TASK TO COMPLETE: Extract and list every line that contains the word "хотел".

EXCERPTED RECORDS:
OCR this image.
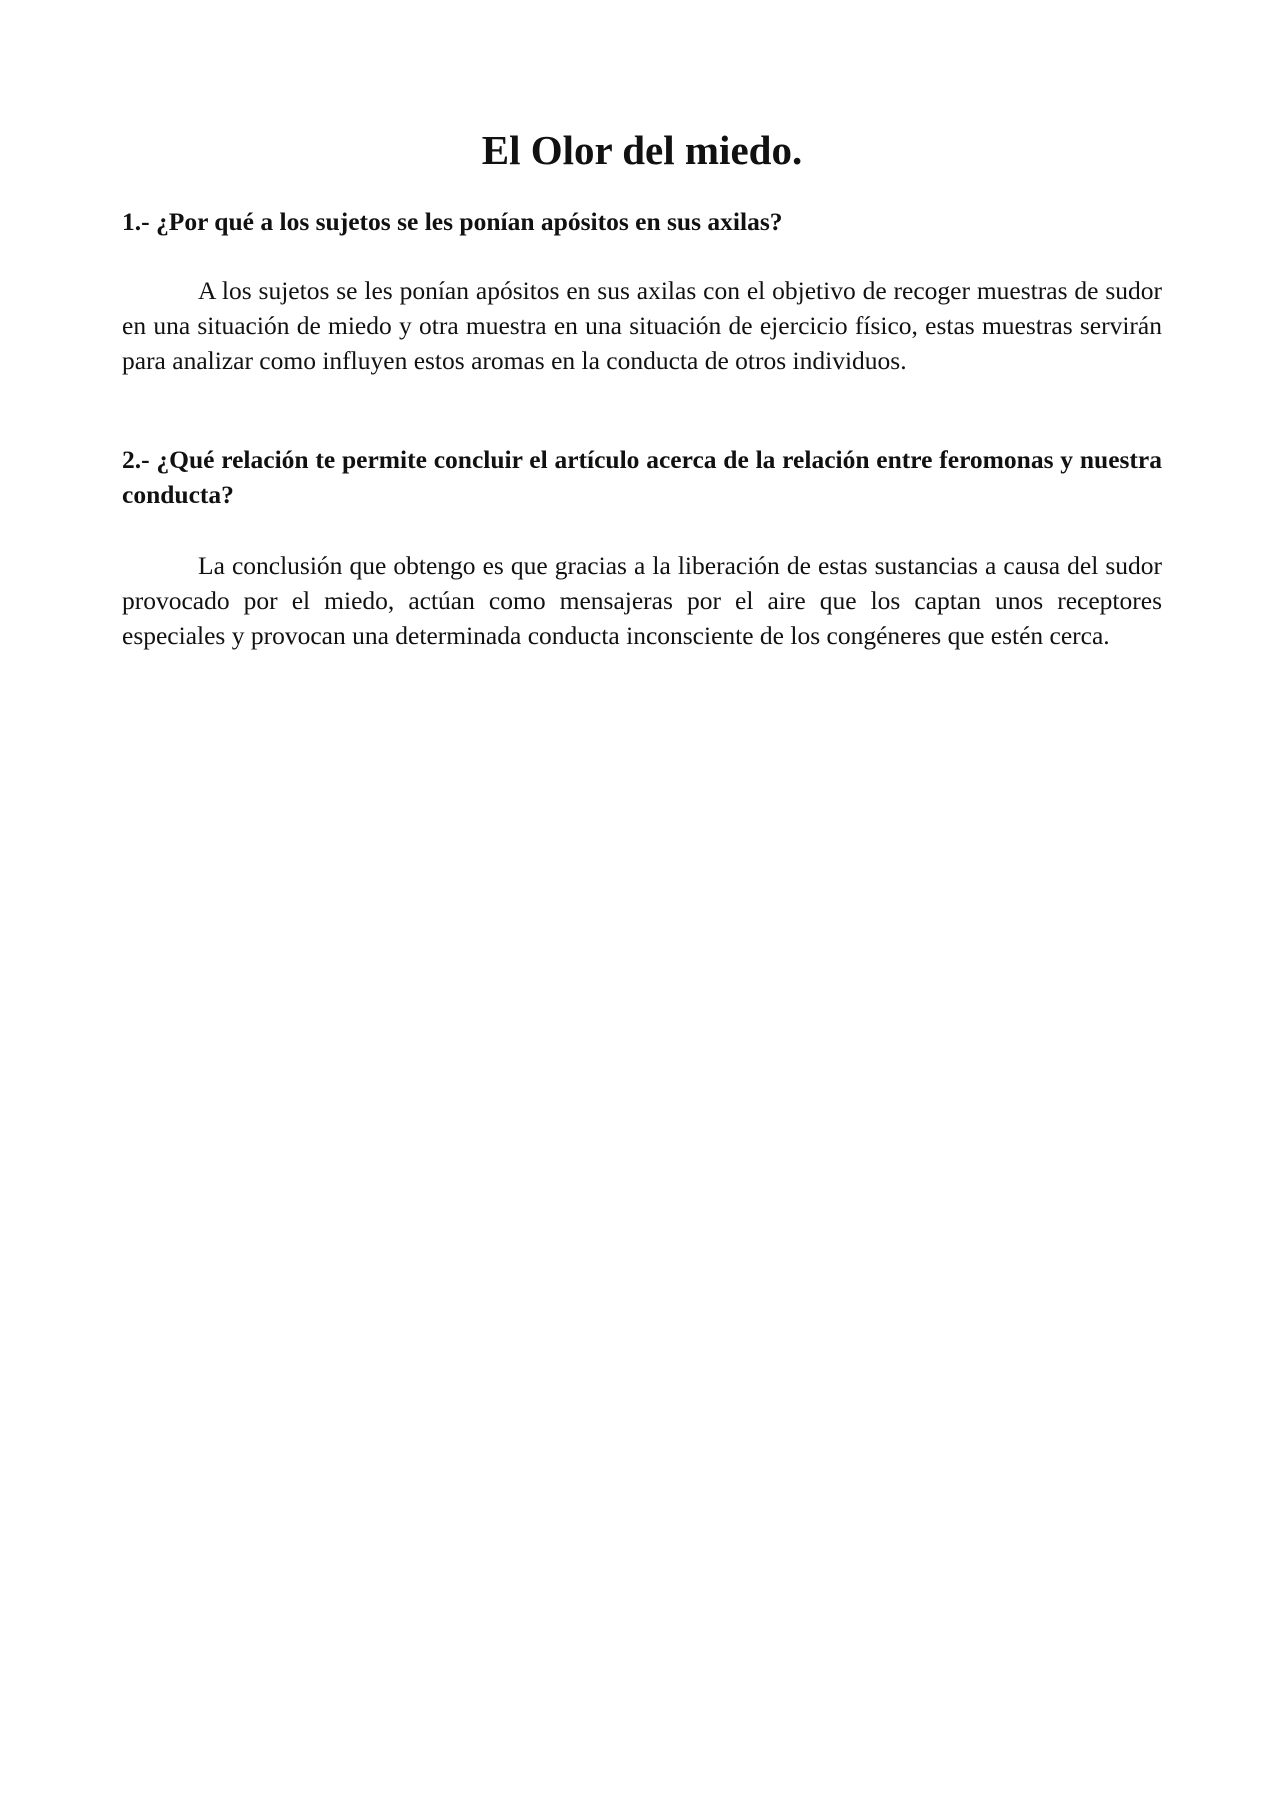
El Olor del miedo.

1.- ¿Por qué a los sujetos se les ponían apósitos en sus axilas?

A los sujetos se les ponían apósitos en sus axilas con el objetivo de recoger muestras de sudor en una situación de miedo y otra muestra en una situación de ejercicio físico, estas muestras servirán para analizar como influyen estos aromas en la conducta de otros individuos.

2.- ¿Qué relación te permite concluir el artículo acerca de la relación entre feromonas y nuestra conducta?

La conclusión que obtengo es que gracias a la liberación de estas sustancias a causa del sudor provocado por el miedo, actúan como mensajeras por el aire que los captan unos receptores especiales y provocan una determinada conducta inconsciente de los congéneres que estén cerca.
* * *
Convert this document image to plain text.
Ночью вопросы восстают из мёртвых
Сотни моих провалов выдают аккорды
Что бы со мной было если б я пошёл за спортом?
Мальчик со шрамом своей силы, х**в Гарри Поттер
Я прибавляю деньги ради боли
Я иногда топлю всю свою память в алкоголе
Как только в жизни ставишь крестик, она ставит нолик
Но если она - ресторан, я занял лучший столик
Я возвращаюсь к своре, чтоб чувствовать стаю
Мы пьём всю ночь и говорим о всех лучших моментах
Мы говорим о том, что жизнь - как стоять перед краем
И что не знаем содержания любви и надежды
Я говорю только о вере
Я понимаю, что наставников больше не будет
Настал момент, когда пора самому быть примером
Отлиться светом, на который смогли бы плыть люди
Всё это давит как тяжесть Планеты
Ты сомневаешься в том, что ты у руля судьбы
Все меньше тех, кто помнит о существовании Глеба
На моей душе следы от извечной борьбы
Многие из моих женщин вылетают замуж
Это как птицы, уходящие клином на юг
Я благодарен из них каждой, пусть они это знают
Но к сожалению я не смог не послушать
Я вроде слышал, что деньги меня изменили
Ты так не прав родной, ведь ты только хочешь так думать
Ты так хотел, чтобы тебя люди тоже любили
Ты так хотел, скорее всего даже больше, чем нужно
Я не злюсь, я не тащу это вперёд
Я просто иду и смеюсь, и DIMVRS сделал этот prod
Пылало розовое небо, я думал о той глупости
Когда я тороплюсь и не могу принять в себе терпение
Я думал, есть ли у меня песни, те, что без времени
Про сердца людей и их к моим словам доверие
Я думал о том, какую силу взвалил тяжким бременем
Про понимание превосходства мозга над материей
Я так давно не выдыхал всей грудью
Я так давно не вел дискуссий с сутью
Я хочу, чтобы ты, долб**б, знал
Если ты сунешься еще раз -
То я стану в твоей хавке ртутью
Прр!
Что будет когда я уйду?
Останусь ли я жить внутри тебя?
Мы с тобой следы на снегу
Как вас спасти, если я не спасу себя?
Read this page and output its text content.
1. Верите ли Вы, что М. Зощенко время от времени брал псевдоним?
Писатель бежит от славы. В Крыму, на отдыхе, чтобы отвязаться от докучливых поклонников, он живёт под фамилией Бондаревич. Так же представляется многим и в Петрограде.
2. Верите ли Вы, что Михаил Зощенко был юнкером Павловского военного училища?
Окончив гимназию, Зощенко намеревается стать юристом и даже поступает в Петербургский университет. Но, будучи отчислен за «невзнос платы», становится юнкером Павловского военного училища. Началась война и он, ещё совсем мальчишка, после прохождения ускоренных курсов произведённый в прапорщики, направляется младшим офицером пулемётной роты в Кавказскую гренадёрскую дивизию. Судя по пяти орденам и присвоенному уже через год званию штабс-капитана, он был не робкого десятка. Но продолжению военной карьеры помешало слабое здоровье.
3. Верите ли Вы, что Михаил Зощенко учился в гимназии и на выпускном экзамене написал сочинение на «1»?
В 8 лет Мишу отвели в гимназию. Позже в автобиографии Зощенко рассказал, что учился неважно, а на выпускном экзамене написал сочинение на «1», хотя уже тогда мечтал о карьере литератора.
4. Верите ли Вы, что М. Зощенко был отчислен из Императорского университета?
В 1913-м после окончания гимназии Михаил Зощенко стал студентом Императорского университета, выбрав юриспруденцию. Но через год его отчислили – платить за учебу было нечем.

ANSWER TO THE EXERCISE:
Ты так хотел, чтобы тебя люди тоже любили
Ты так хотел, скорее всего даже больше, чем нужно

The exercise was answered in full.